** start DATA EXCERPTS **

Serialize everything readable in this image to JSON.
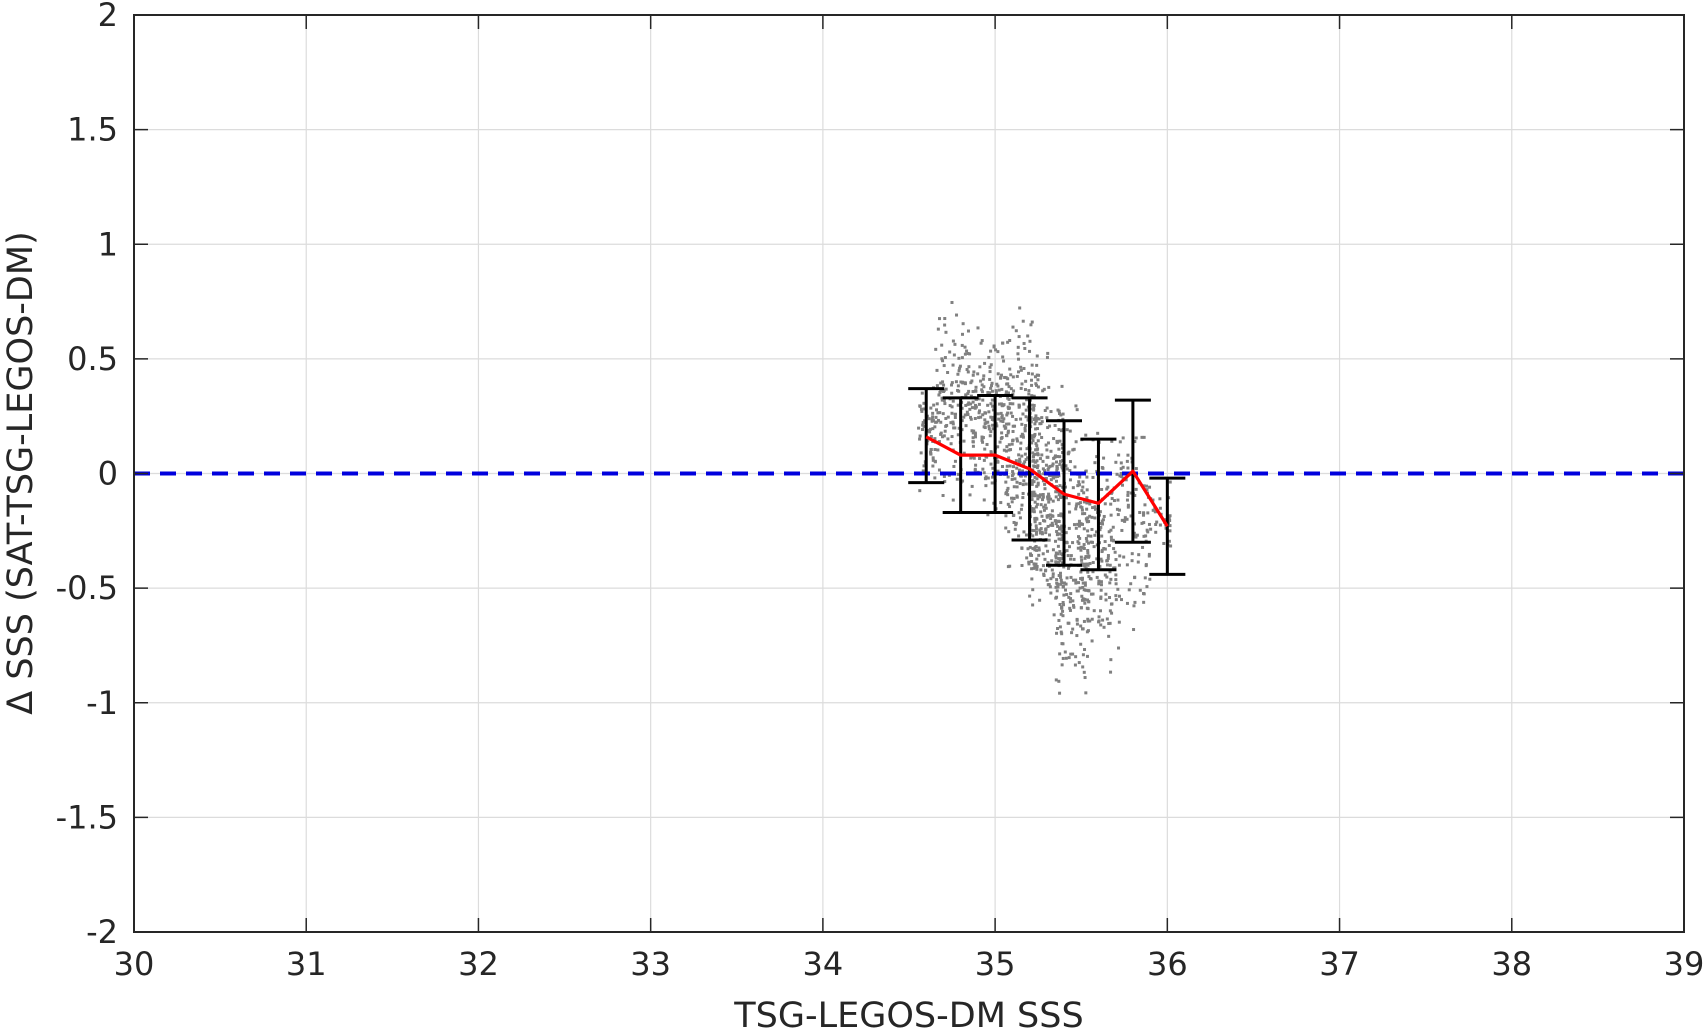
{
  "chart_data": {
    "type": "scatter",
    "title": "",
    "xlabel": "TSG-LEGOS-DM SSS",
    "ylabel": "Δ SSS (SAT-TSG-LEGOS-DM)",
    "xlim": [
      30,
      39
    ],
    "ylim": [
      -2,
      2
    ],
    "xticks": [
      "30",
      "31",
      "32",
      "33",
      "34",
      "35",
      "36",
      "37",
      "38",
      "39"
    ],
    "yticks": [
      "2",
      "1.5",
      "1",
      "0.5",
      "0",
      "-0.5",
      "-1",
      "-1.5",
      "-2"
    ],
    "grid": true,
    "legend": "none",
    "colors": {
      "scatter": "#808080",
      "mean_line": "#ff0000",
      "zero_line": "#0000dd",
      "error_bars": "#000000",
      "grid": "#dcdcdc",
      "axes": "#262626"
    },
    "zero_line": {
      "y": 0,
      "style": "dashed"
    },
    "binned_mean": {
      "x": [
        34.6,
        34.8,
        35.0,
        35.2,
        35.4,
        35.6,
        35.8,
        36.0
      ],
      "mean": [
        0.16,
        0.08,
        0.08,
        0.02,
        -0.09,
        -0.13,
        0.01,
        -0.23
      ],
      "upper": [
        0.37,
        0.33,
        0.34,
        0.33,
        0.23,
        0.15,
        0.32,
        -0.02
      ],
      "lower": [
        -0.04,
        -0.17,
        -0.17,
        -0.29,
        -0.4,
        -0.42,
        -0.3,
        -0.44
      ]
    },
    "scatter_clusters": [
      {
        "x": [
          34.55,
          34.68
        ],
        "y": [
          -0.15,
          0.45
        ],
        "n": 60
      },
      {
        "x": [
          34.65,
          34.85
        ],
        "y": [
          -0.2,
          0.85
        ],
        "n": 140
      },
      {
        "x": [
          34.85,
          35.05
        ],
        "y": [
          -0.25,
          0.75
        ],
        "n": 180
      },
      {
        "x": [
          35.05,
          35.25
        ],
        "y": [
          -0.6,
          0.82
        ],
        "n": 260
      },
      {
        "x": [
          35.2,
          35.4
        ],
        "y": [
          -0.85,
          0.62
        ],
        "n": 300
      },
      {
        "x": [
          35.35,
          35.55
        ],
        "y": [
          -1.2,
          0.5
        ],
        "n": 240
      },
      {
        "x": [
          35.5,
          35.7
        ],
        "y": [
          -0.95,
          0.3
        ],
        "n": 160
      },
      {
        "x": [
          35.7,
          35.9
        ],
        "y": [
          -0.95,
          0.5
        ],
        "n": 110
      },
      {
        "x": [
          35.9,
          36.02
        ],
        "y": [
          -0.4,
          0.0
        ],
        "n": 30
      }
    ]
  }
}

** end DATA EXCERPTS **

- _REQUIREMENTS_
Without the images, write out each line of the data verbatim.

- _FINISHED TASK_
Serialize everything readable in this image to JSON.
{
  "chart_data": {
    "type": "scatter",
    "title": "",
    "xlabel": "TSG-LEGOS-DM SSS",
    "ylabel": "Δ SSS (SAT-TSG-LEGOS-DM)",
    "xlim": [
      30,
      39
    ],
    "ylim": [
      -2,
      2
    ],
    "xticks": [
      "30",
      "31",
      "32",
      "33",
      "34",
      "35",
      "36",
      "37",
      "38",
      "39"
    ],
    "yticks": [
      "2",
      "1.5",
      "1",
      "0.5",
      "0",
      "-0.5",
      "-1",
      "-1.5",
      "-2"
    ],
    "grid": true,
    "legend": "none",
    "colors": {
      "scatter": "#808080",
      "mean_line": "#ff0000",
      "zero_line": "#0000dd",
      "error_bars": "#000000",
      "grid": "#dcdcdc",
      "axes": "#262626"
    },
    "zero_line": {
      "y": 0,
      "style": "dashed"
    },
    "binned_mean": {
      "x": [
        34.6,
        34.8,
        35.0,
        35.2,
        35.4,
        35.6,
        35.8,
        36.0
      ],
      "mean": [
        0.16,
        0.08,
        0.08,
        0.02,
        -0.09,
        -0.13,
        0.01,
        -0.23
      ],
      "upper": [
        0.37,
        0.33,
        0.34,
        0.33,
        0.23,
        0.15,
        0.32,
        -0.02
      ],
      "lower": [
        -0.04,
        -0.17,
        -0.17,
        -0.29,
        -0.4,
        -0.42,
        -0.3,
        -0.44
      ]
    },
    "scatter_clusters": [
      {
        "x": [
          34.55,
          34.68
        ],
        "y": [
          -0.15,
          0.45
        ],
        "n": 60
      },
      {
        "x": [
          34.65,
          34.85
        ],
        "y": [
          -0.2,
          0.85
        ],
        "n": 140
      },
      {
        "x": [
          34.85,
          35.05
        ],
        "y": [
          -0.25,
          0.75
        ],
        "n": 180
      },
      {
        "x": [
          35.05,
          35.25
        ],
        "y": [
          -0.6,
          0.82
        ],
        "n": 260
      },
      {
        "x": [
          35.2,
          35.4
        ],
        "y": [
          -0.85,
          0.62
        ],
        "n": 300
      },
      {
        "x": [
          35.35,
          35.55
        ],
        "y": [
          -1.2,
          0.5
        ],
        "n": 240
      },
      {
        "x": [
          35.5,
          35.7
        ],
        "y": [
          -0.95,
          0.3
        ],
        "n": 160
      },
      {
        "x": [
          35.7,
          35.9
        ],
        "y": [
          -0.95,
          0.5
        ],
        "n": 110
      },
      {
        "x": [
          35.9,
          36.02
        ],
        "y": [
          -0.4,
          0.0
        ],
        "n": 30
      }
    ]
  }
}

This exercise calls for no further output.